▶ **What is asked**:
Reproduce every line of the material below word for word, leaving out the pictures.

▶ **Stored records**:

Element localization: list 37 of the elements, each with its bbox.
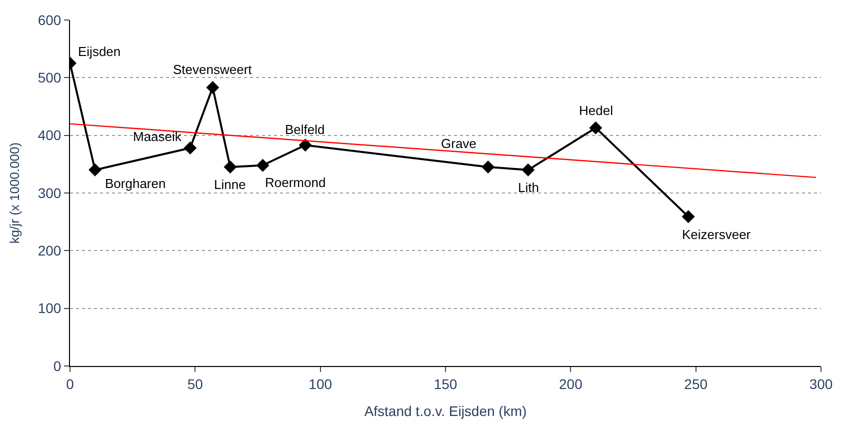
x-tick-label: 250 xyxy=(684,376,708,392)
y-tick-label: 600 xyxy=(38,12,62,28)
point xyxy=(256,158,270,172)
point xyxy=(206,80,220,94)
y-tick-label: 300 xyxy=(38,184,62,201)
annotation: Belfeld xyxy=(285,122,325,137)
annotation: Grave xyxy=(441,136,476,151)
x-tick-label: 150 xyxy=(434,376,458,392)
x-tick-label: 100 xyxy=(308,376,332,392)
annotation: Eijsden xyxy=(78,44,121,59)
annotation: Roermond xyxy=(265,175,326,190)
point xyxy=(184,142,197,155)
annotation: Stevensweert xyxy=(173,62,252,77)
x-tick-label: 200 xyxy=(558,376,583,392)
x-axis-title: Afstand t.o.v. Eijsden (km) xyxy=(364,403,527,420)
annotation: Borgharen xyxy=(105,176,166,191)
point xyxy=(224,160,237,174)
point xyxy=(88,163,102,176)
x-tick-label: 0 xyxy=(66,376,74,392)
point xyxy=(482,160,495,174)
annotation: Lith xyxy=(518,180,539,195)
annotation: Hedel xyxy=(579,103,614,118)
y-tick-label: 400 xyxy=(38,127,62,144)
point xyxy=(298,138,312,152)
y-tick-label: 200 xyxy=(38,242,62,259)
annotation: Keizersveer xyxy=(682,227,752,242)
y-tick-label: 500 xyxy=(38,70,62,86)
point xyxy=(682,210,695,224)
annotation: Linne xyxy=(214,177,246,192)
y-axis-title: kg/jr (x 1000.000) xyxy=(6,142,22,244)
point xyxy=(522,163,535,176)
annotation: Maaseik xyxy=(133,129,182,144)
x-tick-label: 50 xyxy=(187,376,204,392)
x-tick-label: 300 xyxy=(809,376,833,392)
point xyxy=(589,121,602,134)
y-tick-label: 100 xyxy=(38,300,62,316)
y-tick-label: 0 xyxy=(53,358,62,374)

▶ **Answer to this task**:
Element localization: list 37 of the elements, each with its bbox.
x-tick-label: 250 xyxy=(684,376,708,392)
y-tick-label: 600 xyxy=(38,12,62,28)
point xyxy=(256,158,270,172)
point xyxy=(206,80,220,94)
y-tick-label: 300 xyxy=(38,184,62,201)
annotation: Belfeld xyxy=(285,122,325,137)
annotation: Grave xyxy=(441,136,476,151)
x-tick-label: 150 xyxy=(434,376,458,392)
x-tick-label: 100 xyxy=(308,376,332,392)
annotation: Eijsden xyxy=(78,44,121,59)
annotation: Roermond xyxy=(265,175,326,190)
point xyxy=(184,142,197,155)
annotation: Stevensweert xyxy=(173,62,252,77)
x-tick-label: 200 xyxy=(558,376,583,392)
x-axis-title: Afstand t.o.v. Eijsden (km) xyxy=(364,403,527,420)
annotation: Borgharen xyxy=(105,176,166,191)
point xyxy=(224,160,237,174)
point xyxy=(88,163,102,176)
x-tick-label: 0 xyxy=(66,376,74,392)
point xyxy=(482,160,495,174)
annotation: Lith xyxy=(518,180,539,195)
annotation: Hedel xyxy=(579,103,614,118)
y-tick-label: 400 xyxy=(38,127,62,144)
point xyxy=(298,138,312,152)
y-tick-label: 200 xyxy=(38,242,62,259)
annotation: Keizersveer xyxy=(682,227,752,242)
y-tick-label: 500 xyxy=(38,70,62,86)
point xyxy=(682,210,695,224)
annotation: Linne xyxy=(214,177,246,192)
y-axis-title: kg/jr (x 1000.000) xyxy=(6,142,22,244)
point xyxy=(522,163,535,176)
annotation: Maaseik xyxy=(133,129,182,144)
x-tick-label: 50 xyxy=(187,376,204,392)
x-tick-label: 300 xyxy=(809,376,833,392)
point xyxy=(589,121,602,134)
y-tick-label: 100 xyxy=(38,300,62,316)
y-tick-label: 0 xyxy=(53,358,62,374)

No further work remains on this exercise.